Problem description:
Every line that contains the word "Třeboň" should be copied out.

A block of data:
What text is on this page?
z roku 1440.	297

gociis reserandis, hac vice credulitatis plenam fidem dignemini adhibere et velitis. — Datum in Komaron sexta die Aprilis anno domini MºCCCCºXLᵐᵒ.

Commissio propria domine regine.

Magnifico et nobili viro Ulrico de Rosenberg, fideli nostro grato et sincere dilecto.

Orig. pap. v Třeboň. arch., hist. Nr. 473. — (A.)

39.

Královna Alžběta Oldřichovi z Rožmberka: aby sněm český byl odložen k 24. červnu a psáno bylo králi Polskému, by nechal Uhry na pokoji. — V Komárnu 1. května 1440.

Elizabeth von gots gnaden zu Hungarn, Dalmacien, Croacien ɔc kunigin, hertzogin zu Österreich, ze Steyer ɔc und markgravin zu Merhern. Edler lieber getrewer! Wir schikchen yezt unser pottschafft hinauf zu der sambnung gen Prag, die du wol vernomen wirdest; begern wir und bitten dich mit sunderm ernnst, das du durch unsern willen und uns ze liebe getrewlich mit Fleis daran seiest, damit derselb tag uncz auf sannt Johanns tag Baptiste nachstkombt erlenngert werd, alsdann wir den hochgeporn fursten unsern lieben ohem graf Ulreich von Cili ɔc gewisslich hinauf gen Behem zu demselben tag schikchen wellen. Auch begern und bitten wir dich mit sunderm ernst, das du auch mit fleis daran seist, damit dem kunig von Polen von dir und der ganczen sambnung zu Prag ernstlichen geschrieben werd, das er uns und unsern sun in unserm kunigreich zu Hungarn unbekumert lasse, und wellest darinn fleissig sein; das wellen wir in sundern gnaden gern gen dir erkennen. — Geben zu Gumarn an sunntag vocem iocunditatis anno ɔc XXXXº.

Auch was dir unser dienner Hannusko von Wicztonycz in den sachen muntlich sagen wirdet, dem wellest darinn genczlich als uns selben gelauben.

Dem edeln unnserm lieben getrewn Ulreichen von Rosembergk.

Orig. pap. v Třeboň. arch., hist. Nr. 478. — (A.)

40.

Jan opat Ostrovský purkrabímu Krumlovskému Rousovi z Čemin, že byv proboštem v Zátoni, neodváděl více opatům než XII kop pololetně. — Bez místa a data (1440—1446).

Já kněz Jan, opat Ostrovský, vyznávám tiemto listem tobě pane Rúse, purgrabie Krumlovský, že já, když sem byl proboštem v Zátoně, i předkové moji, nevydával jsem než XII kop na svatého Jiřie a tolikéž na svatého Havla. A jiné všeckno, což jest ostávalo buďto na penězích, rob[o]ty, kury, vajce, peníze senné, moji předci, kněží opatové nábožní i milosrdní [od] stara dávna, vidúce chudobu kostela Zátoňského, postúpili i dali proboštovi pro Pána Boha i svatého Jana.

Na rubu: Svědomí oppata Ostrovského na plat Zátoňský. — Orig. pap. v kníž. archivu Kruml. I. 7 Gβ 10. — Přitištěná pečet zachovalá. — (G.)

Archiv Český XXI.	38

Written response:
Orig. pap. v Třeboň. arch., hist. Nr. 473. — (A.)
Orig. pap. v Třeboň. arch., hist. Nr. 478. — (A.)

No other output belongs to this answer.